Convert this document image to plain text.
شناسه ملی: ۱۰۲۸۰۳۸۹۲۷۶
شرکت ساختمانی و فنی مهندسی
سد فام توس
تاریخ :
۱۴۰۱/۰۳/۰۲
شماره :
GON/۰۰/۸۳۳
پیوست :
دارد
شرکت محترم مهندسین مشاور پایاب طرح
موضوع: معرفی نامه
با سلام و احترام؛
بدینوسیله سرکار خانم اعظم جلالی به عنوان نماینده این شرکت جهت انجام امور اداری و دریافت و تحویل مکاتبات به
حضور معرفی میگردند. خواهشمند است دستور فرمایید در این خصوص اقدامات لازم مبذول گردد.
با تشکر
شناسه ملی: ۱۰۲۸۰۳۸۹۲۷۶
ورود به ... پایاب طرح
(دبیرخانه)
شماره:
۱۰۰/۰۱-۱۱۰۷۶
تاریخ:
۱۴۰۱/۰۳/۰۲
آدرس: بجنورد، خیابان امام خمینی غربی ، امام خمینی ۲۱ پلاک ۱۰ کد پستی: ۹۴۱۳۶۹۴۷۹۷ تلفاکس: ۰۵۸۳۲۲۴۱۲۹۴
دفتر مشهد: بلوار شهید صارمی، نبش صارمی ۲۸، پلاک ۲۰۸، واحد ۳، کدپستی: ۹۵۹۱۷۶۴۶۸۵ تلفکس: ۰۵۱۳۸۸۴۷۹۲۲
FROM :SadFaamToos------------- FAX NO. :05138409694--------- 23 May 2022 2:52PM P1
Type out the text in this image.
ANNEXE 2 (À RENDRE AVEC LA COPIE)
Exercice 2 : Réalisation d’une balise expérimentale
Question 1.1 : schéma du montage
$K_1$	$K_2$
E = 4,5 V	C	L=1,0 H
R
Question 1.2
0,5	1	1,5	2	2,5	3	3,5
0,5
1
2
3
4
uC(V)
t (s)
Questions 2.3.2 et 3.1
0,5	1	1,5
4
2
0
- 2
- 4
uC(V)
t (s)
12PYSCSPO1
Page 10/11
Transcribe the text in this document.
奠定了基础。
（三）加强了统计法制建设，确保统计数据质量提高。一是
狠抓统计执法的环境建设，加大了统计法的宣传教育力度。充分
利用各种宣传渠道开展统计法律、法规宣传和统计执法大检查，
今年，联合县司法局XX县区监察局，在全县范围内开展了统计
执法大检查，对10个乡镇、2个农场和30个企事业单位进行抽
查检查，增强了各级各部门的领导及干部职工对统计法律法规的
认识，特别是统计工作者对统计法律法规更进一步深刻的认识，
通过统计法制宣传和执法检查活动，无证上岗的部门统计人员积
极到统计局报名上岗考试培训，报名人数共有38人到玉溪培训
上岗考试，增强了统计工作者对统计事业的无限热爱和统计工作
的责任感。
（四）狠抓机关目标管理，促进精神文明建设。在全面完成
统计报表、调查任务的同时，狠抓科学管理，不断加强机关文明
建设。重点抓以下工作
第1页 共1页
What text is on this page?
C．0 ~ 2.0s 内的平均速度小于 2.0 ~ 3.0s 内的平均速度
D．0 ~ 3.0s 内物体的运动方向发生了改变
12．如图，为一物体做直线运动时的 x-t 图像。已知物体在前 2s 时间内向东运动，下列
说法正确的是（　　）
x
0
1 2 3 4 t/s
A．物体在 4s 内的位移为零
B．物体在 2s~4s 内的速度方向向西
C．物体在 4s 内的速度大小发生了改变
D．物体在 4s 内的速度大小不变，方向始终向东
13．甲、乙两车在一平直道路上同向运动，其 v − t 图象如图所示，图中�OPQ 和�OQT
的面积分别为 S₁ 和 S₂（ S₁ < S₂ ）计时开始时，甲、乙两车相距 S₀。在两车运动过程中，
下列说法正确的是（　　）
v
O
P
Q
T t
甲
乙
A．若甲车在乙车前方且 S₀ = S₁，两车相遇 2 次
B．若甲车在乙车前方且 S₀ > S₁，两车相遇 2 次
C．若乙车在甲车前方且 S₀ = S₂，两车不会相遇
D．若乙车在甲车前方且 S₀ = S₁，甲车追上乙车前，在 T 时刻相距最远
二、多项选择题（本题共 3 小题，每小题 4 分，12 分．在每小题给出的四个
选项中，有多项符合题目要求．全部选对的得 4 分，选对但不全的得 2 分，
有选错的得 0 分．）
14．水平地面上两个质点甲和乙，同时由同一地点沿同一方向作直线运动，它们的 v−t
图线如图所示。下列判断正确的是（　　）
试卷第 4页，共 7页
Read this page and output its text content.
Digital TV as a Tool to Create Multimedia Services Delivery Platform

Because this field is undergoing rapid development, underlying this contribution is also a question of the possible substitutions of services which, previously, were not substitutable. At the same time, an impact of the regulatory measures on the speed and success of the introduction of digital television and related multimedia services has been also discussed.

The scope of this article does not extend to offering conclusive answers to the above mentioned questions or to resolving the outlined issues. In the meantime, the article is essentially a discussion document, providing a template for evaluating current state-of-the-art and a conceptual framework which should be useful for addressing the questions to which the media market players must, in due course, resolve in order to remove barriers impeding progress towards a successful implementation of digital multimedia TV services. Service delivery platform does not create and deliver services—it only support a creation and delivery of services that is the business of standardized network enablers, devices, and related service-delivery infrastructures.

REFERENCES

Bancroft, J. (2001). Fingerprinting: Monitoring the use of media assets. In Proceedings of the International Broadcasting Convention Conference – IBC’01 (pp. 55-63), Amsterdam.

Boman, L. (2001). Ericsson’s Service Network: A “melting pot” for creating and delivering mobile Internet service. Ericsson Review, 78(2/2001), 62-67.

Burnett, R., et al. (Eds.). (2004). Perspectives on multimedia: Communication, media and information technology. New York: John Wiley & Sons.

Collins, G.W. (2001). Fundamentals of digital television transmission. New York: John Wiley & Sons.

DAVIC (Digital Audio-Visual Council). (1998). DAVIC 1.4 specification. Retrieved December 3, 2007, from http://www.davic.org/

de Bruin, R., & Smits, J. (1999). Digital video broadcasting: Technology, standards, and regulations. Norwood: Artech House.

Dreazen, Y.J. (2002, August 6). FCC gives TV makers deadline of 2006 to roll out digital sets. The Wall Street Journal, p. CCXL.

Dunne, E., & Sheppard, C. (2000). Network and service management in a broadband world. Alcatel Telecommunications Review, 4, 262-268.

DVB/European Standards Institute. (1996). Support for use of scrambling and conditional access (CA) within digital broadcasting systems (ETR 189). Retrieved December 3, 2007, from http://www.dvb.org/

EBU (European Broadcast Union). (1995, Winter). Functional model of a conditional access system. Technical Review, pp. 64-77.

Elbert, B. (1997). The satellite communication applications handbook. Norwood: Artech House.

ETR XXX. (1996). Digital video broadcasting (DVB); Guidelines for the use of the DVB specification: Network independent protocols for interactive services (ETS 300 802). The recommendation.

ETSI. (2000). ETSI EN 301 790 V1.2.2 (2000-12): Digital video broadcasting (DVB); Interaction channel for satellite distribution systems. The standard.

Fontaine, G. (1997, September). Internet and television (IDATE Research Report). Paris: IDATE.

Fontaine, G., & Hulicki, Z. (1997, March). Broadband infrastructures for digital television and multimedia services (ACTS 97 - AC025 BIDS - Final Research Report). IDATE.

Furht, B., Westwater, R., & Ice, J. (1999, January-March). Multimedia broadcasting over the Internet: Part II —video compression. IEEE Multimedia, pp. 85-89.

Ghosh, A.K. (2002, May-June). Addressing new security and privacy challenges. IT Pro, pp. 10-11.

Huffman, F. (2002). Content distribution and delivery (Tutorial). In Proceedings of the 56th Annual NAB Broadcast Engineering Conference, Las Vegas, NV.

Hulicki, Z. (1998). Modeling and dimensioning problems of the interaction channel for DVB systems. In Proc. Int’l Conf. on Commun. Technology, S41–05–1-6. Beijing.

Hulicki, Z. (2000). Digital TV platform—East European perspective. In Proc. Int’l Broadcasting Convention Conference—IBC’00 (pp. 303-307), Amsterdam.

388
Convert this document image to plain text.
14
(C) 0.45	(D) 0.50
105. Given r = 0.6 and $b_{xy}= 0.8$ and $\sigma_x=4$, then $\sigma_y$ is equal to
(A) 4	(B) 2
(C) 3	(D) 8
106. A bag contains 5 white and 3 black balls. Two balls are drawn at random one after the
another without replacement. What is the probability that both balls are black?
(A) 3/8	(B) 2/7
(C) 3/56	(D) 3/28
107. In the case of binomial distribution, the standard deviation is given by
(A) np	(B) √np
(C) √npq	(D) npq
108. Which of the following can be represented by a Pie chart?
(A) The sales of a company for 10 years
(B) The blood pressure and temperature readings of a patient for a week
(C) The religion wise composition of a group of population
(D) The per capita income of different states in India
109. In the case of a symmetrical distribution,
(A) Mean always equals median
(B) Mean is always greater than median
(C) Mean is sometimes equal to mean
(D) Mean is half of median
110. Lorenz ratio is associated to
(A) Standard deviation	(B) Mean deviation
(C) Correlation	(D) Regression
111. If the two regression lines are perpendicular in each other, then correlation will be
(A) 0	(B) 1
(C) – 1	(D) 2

---*---

- **EXERCISE TASK**: Pick each line holding the word "两车相遇" out of the data and copy it.

- **THE OUTPUT**:
A．若甲车在乙车前方且 S₀ = S₁，两车相遇 2 次
B．若甲车在乙车前方且 S₀ > S₁，两车相遇 2 次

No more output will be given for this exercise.